** BEGIN DATA FOR THIS TASK **
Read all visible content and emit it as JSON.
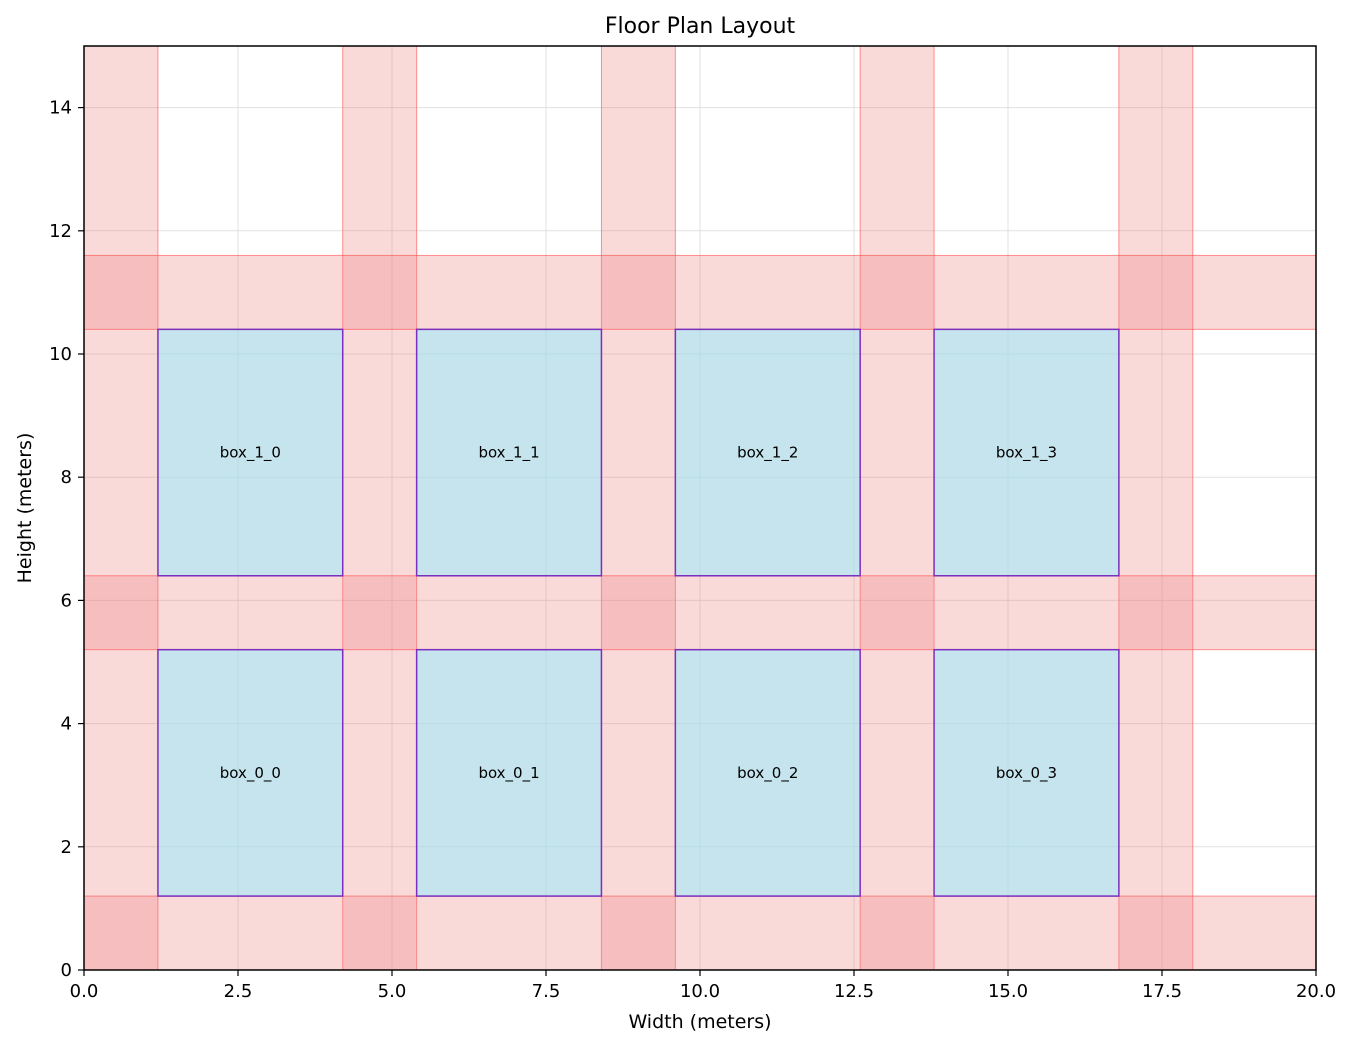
{
  "chart_data": {
    "type": "floor-plan",
    "title": "Floor Plan Layout",
    "xlabel": "Width (meters)",
    "ylabel": "Height (meters)",
    "xlim": [
      0,
      20
    ],
    "ylim": [
      0,
      15
    ],
    "grid": true,
    "x_ticks": [
      0.0,
      2.5,
      5.0,
      7.5,
      10.0,
      12.5,
      15.0,
      17.5,
      20.0
    ],
    "x_tick_labels": [
      "0.0",
      "2.5",
      "5.0",
      "7.5",
      "10.0",
      "12.5",
      "15.0",
      "17.5",
      "20.0"
    ],
    "y_ticks": [
      0,
      2,
      4,
      6,
      8,
      10,
      12,
      14
    ],
    "y_tick_labels": [
      "0",
      "2",
      "4",
      "6",
      "8",
      "10",
      "12",
      "14"
    ],
    "colors": {
      "box_fill": "#add8e6",
      "box_edge": "#7b2fbe",
      "aisle_fill": "#f08080",
      "aisle_edge": "#ff4d4d",
      "grid": "#d9d9d9"
    },
    "aisles": [
      {
        "x": 0.0,
        "y": 0.0,
        "w": 1.2,
        "h": 15.0
      },
      {
        "x": 4.2,
        "y": 0.0,
        "w": 1.2,
        "h": 15.0
      },
      {
        "x": 8.4,
        "y": 0.0,
        "w": 1.2,
        "h": 15.0
      },
      {
        "x": 12.6,
        "y": 0.0,
        "w": 1.2,
        "h": 15.0
      },
      {
        "x": 16.8,
        "y": 0.0,
        "w": 1.2,
        "h": 15.0
      },
      {
        "x": 0.0,
        "y": 0.0,
        "w": 20.0,
        "h": 1.2
      },
      {
        "x": 0.0,
        "y": 5.2,
        "w": 20.0,
        "h": 1.2
      },
      {
        "x": 0.0,
        "y": 10.4,
        "w": 20.0,
        "h": 1.2
      }
    ],
    "boxes": [
      {
        "label": "box_0_0",
        "x": 1.2,
        "y": 1.2,
        "w": 3.0,
        "h": 4.0
      },
      {
        "label": "box_0_1",
        "x": 5.4,
        "y": 1.2,
        "w": 3.0,
        "h": 4.0
      },
      {
        "label": "box_0_2",
        "x": 9.6,
        "y": 1.2,
        "w": 3.0,
        "h": 4.0
      },
      {
        "label": "box_0_3",
        "x": 13.8,
        "y": 1.2,
        "w": 3.0,
        "h": 4.0
      },
      {
        "label": "box_1_0",
        "x": 1.2,
        "y": 6.4,
        "w": 3.0,
        "h": 4.0
      },
      {
        "label": "box_1_1",
        "x": 5.4,
        "y": 6.4,
        "w": 3.0,
        "h": 4.0
      },
      {
        "label": "box_1_2",
        "x": 9.6,
        "y": 6.4,
        "w": 3.0,
        "h": 4.0
      },
      {
        "label": "box_1_3",
        "x": 13.8,
        "y": 6.4,
        "w": 3.0,
        "h": 4.0
      }
    ]
  }
}
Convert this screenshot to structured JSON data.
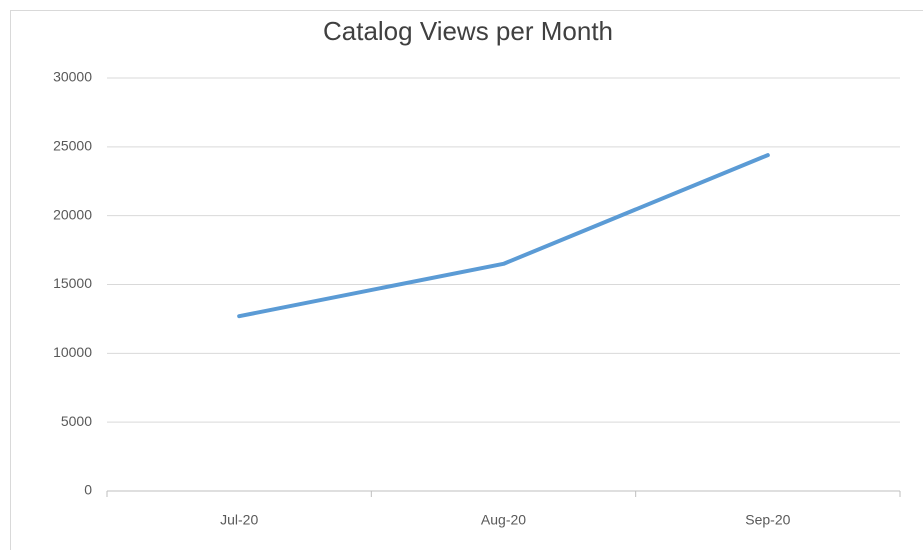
{
  "chart_data": {
    "type": "line",
    "title": "Catalog Views per Month",
    "categories": [
      "Jul-20",
      "Aug-20",
      "Sep-20"
    ],
    "series": [
      {
        "name": "Catalog Views",
        "color": "#5b9bd5",
        "values": [
          12700,
          16500,
          24400
        ]
      }
    ],
    "ylim": [
      0,
      30000
    ],
    "yticks": [
      0,
      5000,
      10000,
      15000,
      20000,
      25000,
      30000
    ],
    "grid": true
  }
}
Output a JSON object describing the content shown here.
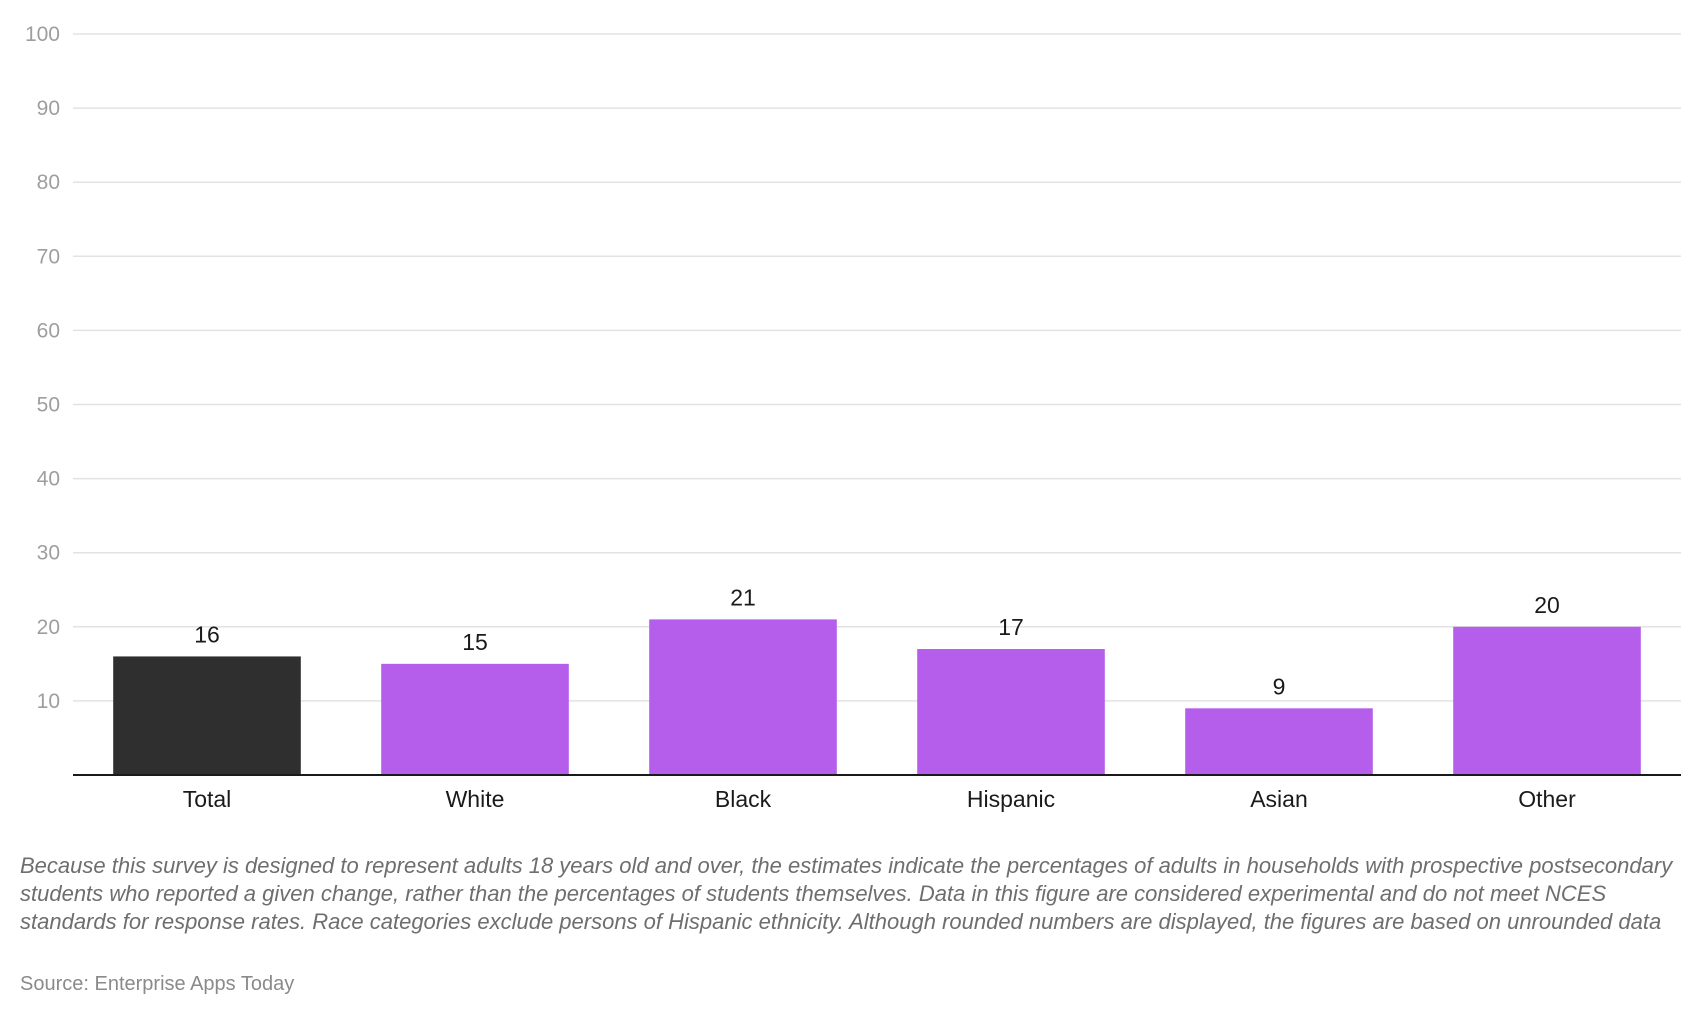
{
  "chart_data": {
    "type": "bar",
    "categories": [
      "Total",
      "White",
      "Black",
      "Hispanic",
      "Asian",
      "Other"
    ],
    "values": [
      16,
      15,
      21,
      17,
      9,
      20
    ],
    "value_labels": [
      "16",
      "15",
      "21",
      "17",
      "9",
      "20"
    ],
    "bar_colors": [
      "#2f2f2f",
      "#b45eeb",
      "#b45eeb",
      "#b45eeb",
      "#b45eeb",
      "#b45eeb"
    ],
    "ylim": [
      0,
      100
    ],
    "y_ticks": [
      10,
      20,
      30,
      40,
      50,
      60,
      70,
      80,
      90,
      100
    ],
    "y_tick_labels": [
      "10",
      "20",
      "30",
      "40",
      "50",
      "60",
      "70",
      "80",
      "90",
      "100"
    ],
    "grid": true,
    "title": "",
    "xlabel": "",
    "ylabel": ""
  },
  "footnote": "Because this survey is designed to represent adults 18 years old and over, the estimates indicate the percentages of adults in households with prospective postsecondary students who reported a given change, rather than the percentages of students themselves. Data in this figure are considered experimental and do not meet NCES standards for response rates. Race categories exclude persons of Hispanic ethnicity. Although rounded numbers are displayed, the figures are based on unrounded data",
  "source": "Source: Enterprise Apps Today"
}
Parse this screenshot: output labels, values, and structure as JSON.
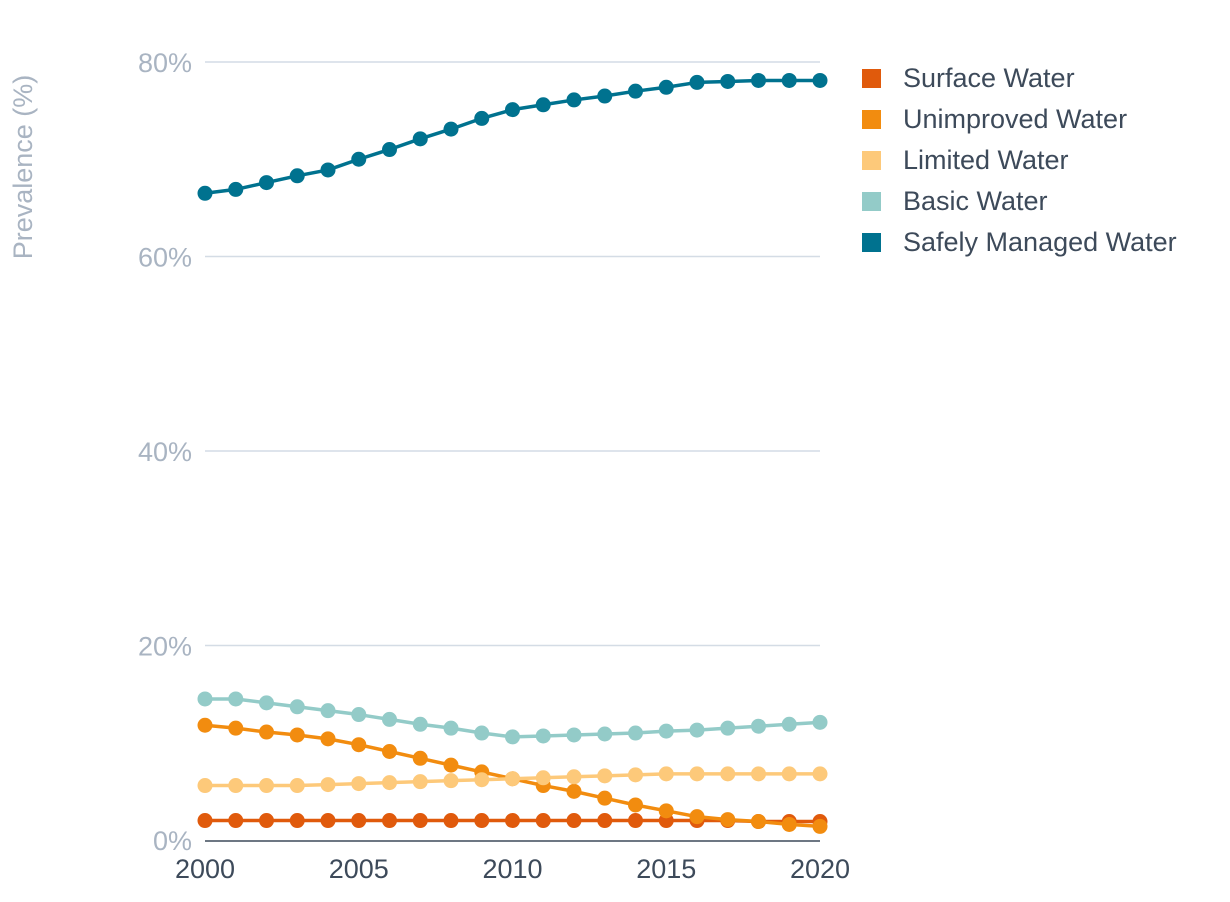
{
  "chart_data": {
    "type": "line",
    "ylabel": "Prevalence (%)",
    "xlabel": "",
    "title": "",
    "ylim": [
      0,
      80
    ],
    "xlim": [
      2000,
      2020
    ],
    "yticks": [
      "0%",
      "20%",
      "40%",
      "60%",
      "80%"
    ],
    "ytick_values": [
      0,
      20,
      40,
      60,
      80
    ],
    "xticks": [
      "2000",
      "2005",
      "2010",
      "2015",
      "2020"
    ],
    "xtick_values": [
      2000,
      2005,
      2010,
      2015,
      2020
    ],
    "grid": true,
    "legend_position": "right",
    "x": [
      2000,
      2001,
      2002,
      2003,
      2004,
      2005,
      2006,
      2007,
      2008,
      2009,
      2010,
      2011,
      2012,
      2013,
      2014,
      2015,
      2016,
      2017,
      2018,
      2019,
      2020
    ],
    "series": [
      {
        "name": "Surface Water",
        "color": "#e05a0c",
        "values": [
          2.0,
          2.0,
          2.0,
          2.0,
          2.0,
          2.0,
          2.0,
          2.0,
          2.0,
          2.0,
          2.0,
          2.0,
          2.0,
          2.0,
          2.0,
          2.0,
          2.0,
          2.0,
          1.9,
          1.9,
          1.9
        ]
      },
      {
        "name": "Unimproved Water",
        "color": "#f28c0f",
        "values": [
          11.8,
          11.5,
          11.1,
          10.8,
          10.4,
          9.8,
          9.1,
          8.4,
          7.7,
          7.0,
          6.3,
          5.6,
          5.0,
          4.3,
          3.6,
          3.0,
          2.4,
          2.1,
          1.9,
          1.6,
          1.4
        ]
      },
      {
        "name": "Limited Water",
        "color": "#fdc97a",
        "values": [
          5.6,
          5.6,
          5.6,
          5.6,
          5.7,
          5.8,
          5.9,
          6.0,
          6.1,
          6.2,
          6.3,
          6.4,
          6.5,
          6.6,
          6.7,
          6.8,
          6.8,
          6.8,
          6.8,
          6.8,
          6.8
        ]
      },
      {
        "name": "Basic Water",
        "color": "#93cbc8",
        "values": [
          14.5,
          14.5,
          14.1,
          13.7,
          13.3,
          12.9,
          12.4,
          11.9,
          11.5,
          11.0,
          10.6,
          10.7,
          10.8,
          10.9,
          11.0,
          11.2,
          11.3,
          11.5,
          11.7,
          11.9,
          12.1
        ]
      },
      {
        "name": "Safely Managed Water",
        "color": "#00728f",
        "values": [
          66.5,
          66.9,
          67.6,
          68.3,
          68.9,
          70.0,
          71.0,
          72.1,
          73.1,
          74.2,
          75.1,
          75.6,
          76.1,
          76.5,
          77.0,
          77.4,
          77.9,
          78.0,
          78.1,
          78.1,
          78.1
        ]
      }
    ]
  }
}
** END DATA FOR THIS TASK **
*AIM:* Consider the entries above and return each line with the string "type".

*WRITTEN REPLY:*
    "type": "floor-plan",
    "type": "line",
    "type": "bar",
    "type": "line",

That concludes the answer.